Reproduce each line, exactly, from the one containing "What text is on this page?" through the end of the material. Exclude pictures.

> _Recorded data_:
══════

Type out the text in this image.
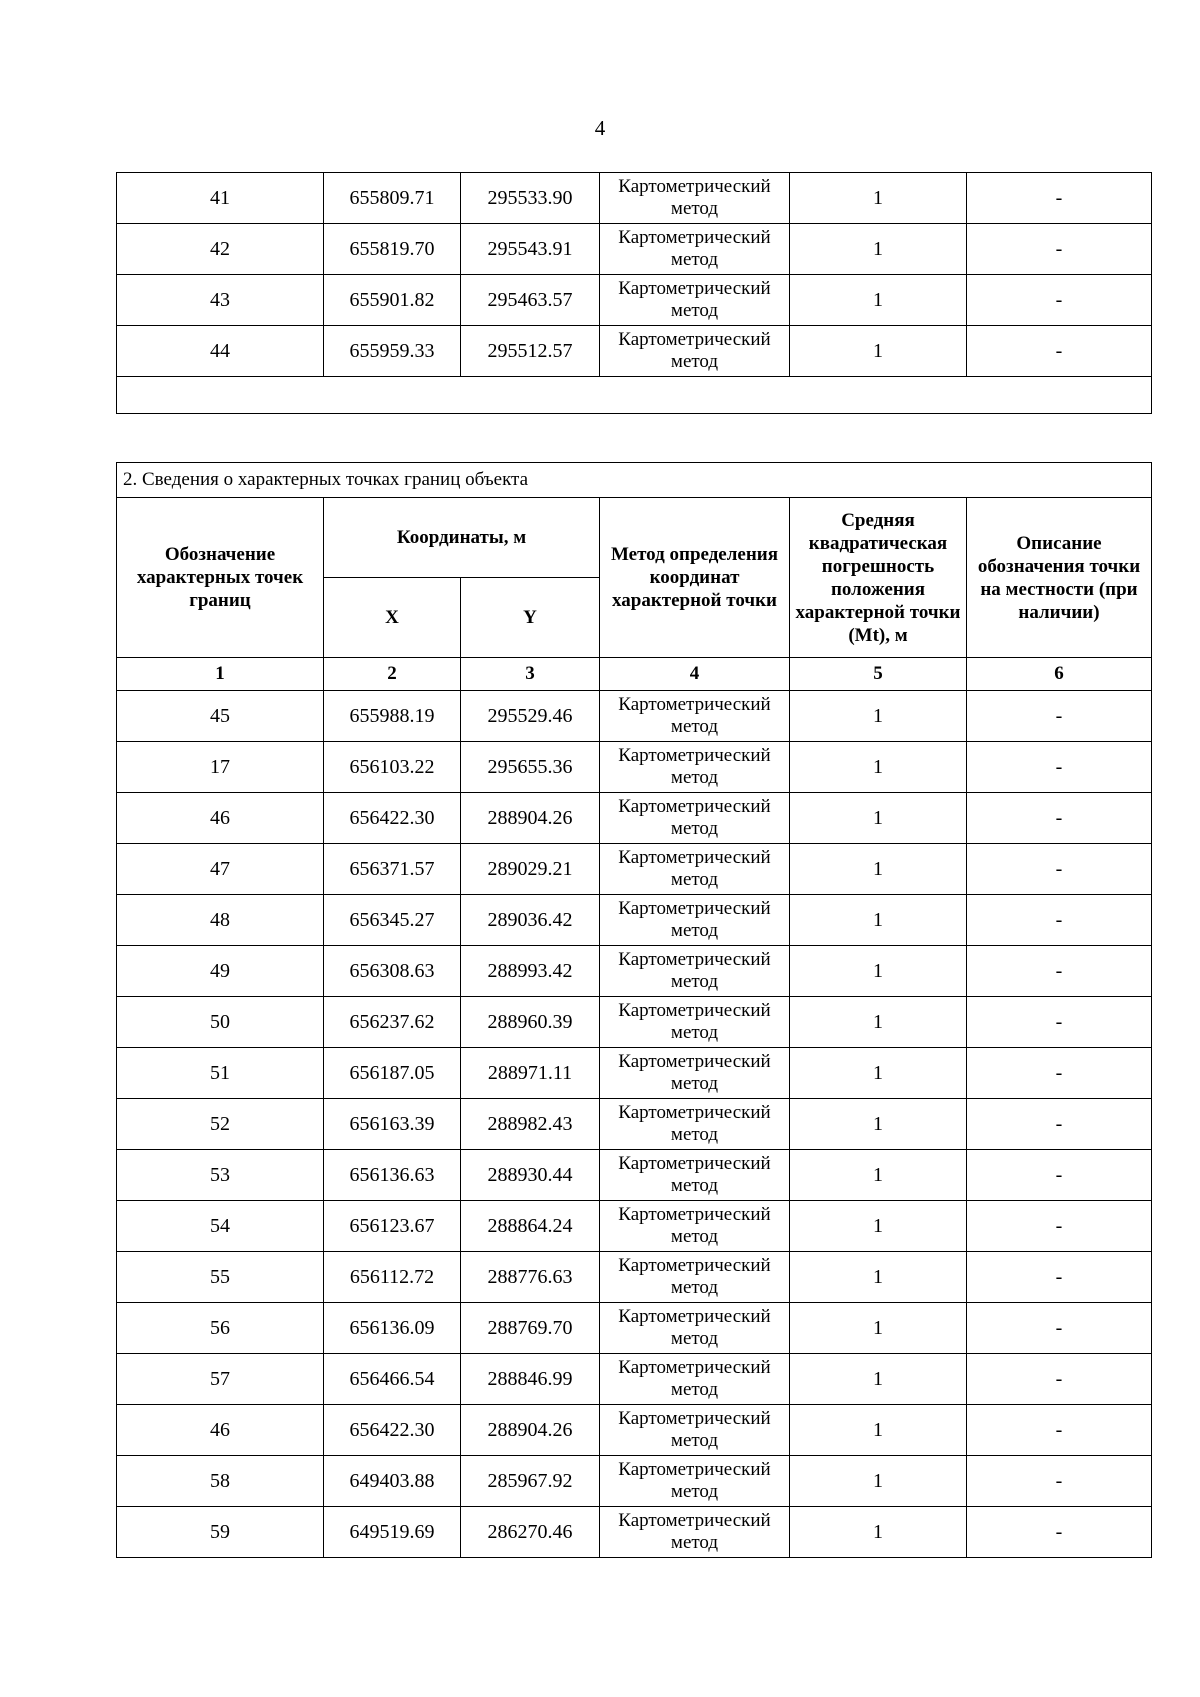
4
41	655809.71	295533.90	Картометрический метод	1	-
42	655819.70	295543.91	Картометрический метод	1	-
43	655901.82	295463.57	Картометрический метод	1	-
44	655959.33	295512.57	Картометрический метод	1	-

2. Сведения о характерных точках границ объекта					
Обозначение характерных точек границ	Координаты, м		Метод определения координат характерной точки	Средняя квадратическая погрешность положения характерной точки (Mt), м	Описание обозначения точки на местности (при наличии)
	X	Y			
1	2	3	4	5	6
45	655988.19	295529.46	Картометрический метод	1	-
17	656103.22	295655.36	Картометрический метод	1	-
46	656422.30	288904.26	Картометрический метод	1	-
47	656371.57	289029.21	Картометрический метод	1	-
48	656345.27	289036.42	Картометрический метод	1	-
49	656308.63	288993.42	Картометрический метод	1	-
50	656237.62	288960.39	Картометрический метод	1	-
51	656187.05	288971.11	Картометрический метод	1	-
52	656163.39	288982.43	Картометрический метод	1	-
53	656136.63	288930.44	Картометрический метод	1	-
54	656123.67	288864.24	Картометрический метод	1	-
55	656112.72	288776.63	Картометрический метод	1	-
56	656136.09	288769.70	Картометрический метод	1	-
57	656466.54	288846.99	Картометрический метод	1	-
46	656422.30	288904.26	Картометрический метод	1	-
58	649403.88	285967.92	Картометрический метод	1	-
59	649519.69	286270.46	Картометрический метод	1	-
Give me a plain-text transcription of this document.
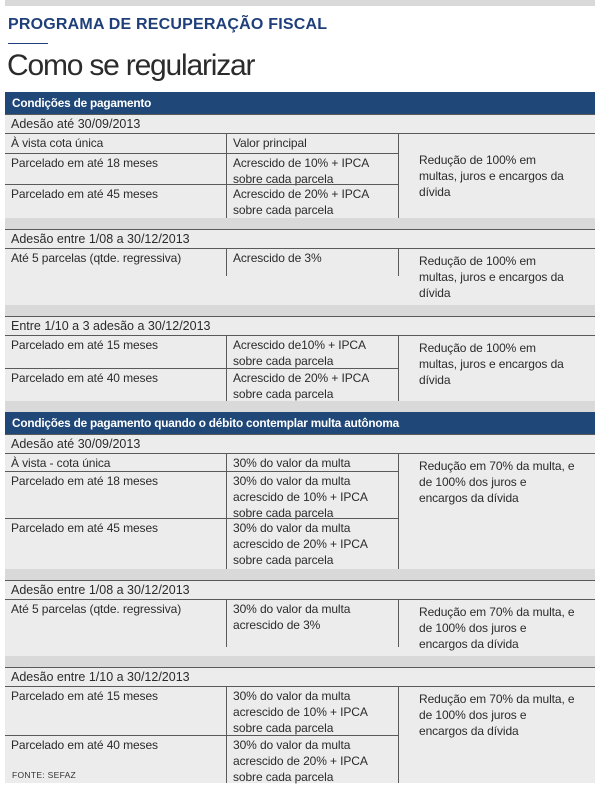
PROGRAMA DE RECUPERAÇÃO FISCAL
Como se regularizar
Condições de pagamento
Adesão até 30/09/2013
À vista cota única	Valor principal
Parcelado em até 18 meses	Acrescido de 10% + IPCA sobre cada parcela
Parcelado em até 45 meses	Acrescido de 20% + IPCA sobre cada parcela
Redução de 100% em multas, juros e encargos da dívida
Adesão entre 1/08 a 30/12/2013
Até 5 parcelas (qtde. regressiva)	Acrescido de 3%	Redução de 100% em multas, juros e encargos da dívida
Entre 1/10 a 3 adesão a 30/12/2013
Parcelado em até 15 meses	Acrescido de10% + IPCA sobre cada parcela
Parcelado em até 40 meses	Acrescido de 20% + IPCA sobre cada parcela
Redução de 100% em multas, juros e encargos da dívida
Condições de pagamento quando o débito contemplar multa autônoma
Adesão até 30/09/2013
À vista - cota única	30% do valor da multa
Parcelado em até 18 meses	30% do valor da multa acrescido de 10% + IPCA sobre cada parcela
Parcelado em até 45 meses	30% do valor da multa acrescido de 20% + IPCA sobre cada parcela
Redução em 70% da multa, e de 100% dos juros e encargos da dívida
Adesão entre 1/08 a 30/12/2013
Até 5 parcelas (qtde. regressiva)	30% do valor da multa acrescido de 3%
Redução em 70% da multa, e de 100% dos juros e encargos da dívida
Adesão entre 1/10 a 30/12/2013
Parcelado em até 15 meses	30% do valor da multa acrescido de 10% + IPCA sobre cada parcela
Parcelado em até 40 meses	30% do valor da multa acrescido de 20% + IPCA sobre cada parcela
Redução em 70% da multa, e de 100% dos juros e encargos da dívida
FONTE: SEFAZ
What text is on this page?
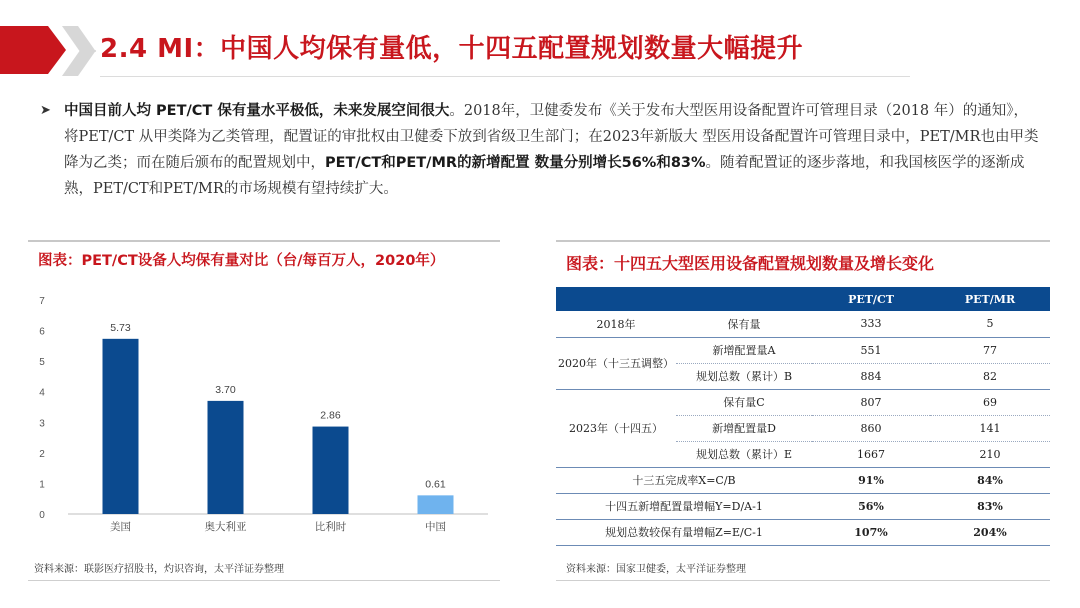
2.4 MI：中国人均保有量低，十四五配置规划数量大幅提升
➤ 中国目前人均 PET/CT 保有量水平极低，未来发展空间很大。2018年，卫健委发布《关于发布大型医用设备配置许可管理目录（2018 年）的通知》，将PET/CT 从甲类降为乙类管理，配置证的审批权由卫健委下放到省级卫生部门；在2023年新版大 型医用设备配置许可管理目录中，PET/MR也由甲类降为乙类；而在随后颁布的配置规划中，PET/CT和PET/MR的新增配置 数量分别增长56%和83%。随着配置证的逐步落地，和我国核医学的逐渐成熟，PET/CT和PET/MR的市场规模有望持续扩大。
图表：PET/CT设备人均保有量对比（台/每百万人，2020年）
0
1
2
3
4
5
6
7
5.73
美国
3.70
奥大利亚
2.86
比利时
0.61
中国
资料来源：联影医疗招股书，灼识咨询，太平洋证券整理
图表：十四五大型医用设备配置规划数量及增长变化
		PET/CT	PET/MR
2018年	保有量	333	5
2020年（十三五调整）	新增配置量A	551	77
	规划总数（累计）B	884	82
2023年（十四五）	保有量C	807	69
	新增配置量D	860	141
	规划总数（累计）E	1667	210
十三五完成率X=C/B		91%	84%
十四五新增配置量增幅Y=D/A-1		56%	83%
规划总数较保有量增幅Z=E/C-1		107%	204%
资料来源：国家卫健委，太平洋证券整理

══════

> _RIGHT ANSWER_:
What text is on this page?
2.4 MI：中国人均保有量低，十四五配置规划数量大幅提升
➤ 中国目前人均 PET/CT 保有量水平极低，未来发展空间很大。2018年，卫健委发布《关于发布大型医用设备配置许可管理目录（2018 年）的通知》，将PET/CT 从甲类降为乙类管理，配置证的审批权由卫健委下放到省级卫生部门；在2023年新版大 型医用设备配置许可管理目录中，PET/MR也由甲类降为乙类；而在随后颁布的配置规划中，PET/CT和PET/MR的新增配置 数量分别增长56%和83%。随着配置证的逐步落地，和我国核医学的逐渐成熟，PET/CT和PET/MR的市场规模有望持续扩大。
图表：PET/CT设备人均保有量对比（台/每百万人，2020年）
0
1
2
3
4
5
6
7
5.73
美国
3.70
奥大利亚
2.86
比利时
0.61
中国
资料来源：联影医疗招股书，灼识咨询，太平洋证券整理
图表：十四五大型医用设备配置规划数量及增长变化
		PET/CT	PET/MR
2018年	保有量	333	5
2020年（十三五调整）	新增配置量A	551	77
	规划总数（累计）B	884	82
2023年（十四五）	保有量C	807	69
	新增配置量D	860	141
	规划总数（累计）E	1667	210
十三五完成率X=C/B		91%	84%
十四五新增配置量增幅Y=D/A-1		56%	83%
规划总数较保有量增幅Z=E/C-1		107%	204%
资料来源：国家卫健委，太平洋证券整理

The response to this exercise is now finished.